→ **Set task**
Each entry that follows is to be retyped exactly. Pictures do not belong in the copy.

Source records

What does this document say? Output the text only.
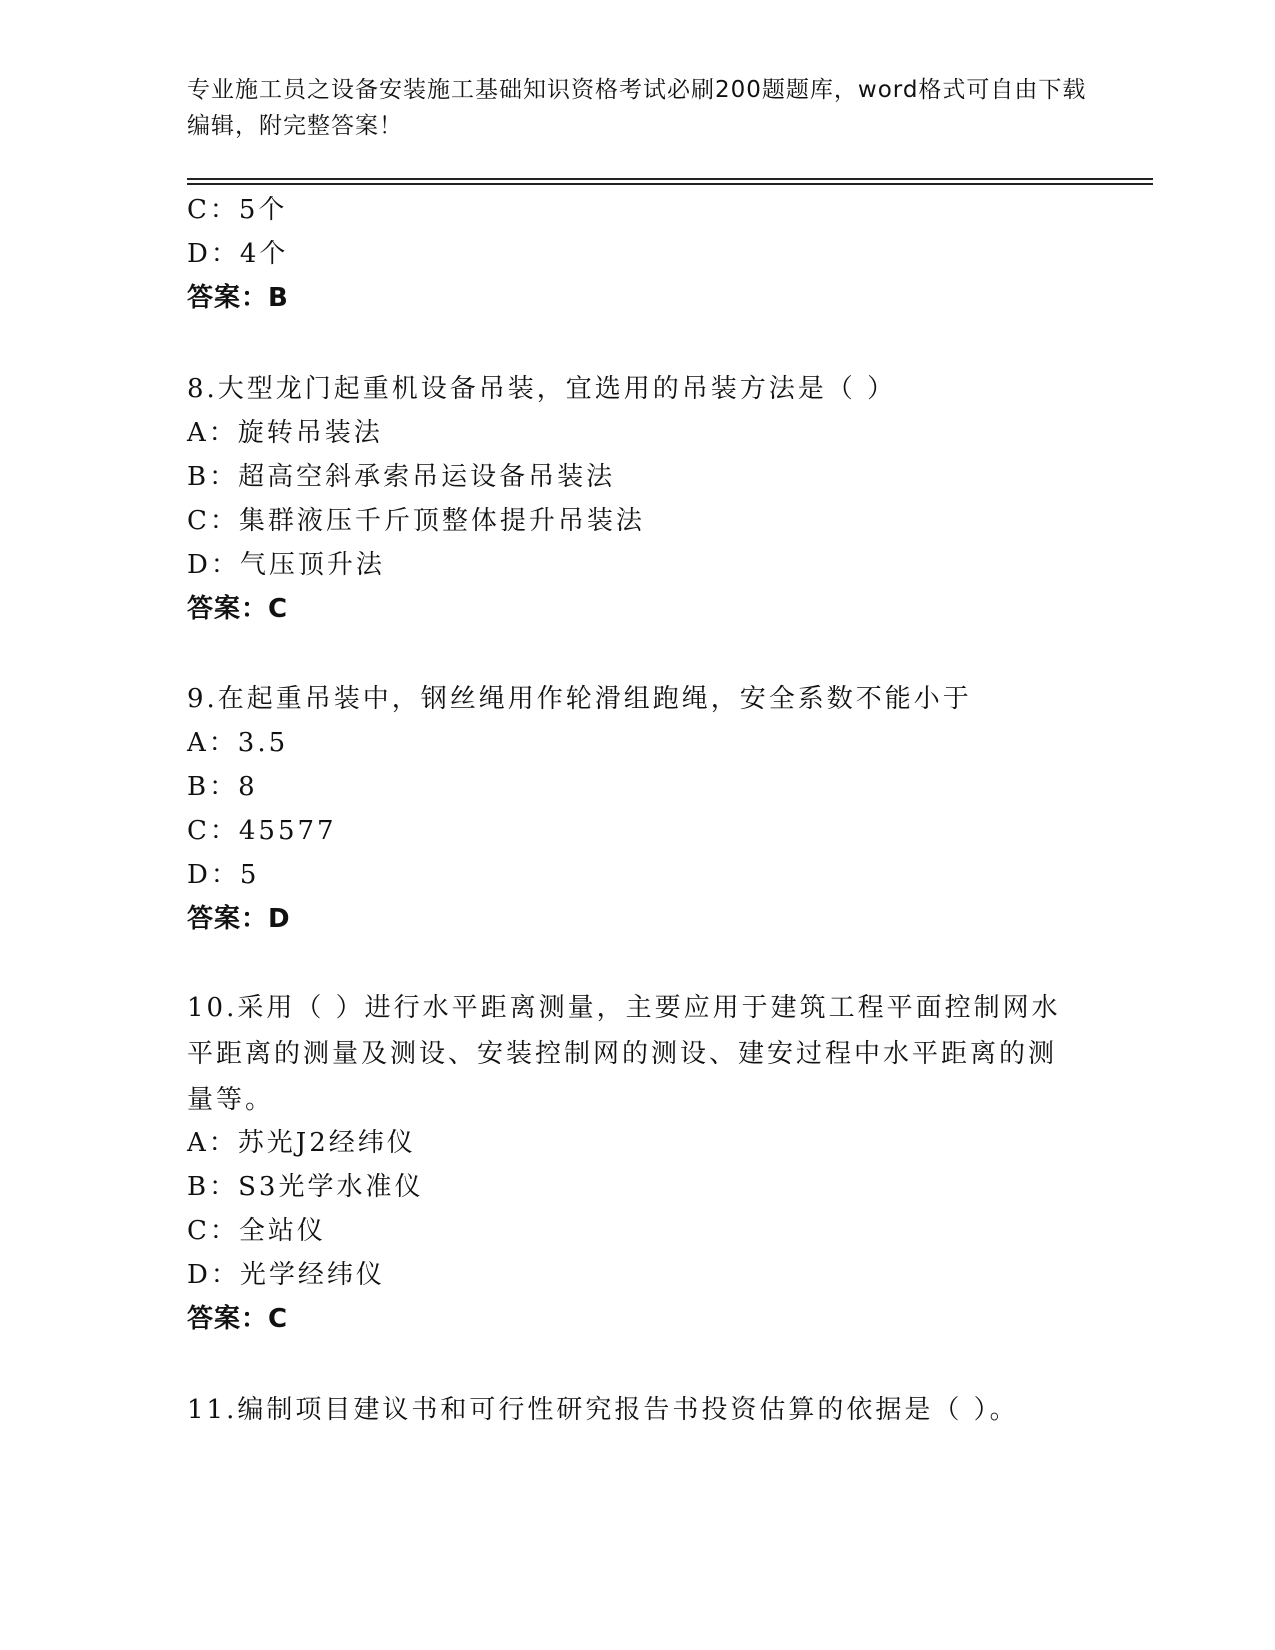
专业施工员之设备安装施工基础知识资格考试必刷200题题库，word格式可自由下载编辑，附完整答案！
C：5个
D：4个
答案：B
8.大型龙门起重机设备吊装，宜选用的吊装方法是（ ）
A：旋转吊装法
B：超高空斜承索吊运设备吊装法
C：集群液压千斤顶整体提升吊装法
D：气压顶升法
答案：C
9.在起重吊装中，钢丝绳用作轮滑组跑绳，安全系数不能小于
A：3.5
B：8
C：45577
D：5
答案：D
10.采用（ ）进行水平距离测量，主要应用于建筑工程平面控制网水平距离的测量及测设、安装控制网的测设、建安过程中水平距离的测量等。
A：苏光J2经纬仪
B：S3光学水准仪
C：全站仪
D：光学经纬仪
答案：C
11.编制项目建议书和可行性研究报告书投资估算的依据是（ ）。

→ **Response to the task**
What does this document say? Output the text only.
专业施工员之设备安装施工基础知识资格考试必刷200题题库，word格式可自由下载编辑，附完整答案！
C：5个
D：4个
答案：B
8.大型龙门起重机设备吊装，宜选用的吊装方法是（ ）
A：旋转吊装法
B：超高空斜承索吊运设备吊装法
C：集群液压千斤顶整体提升吊装法
D：气压顶升法
答案：C
9.在起重吊装中，钢丝绳用作轮滑组跑绳，安全系数不能小于
A：3.5
B：8
C：45577
D：5
答案：D
10.采用（ ）进行水平距离测量，主要应用于建筑工程平面控制网水平距离的测量及测设、安装控制网的测设、建安过程中水平距离的测量等。
A：苏光J2经纬仪
B：S3光学水准仪
C：全站仪
D：光学经纬仪
答案：C
11.编制项目建议书和可行性研究报告书投资估算的依据是（ ）。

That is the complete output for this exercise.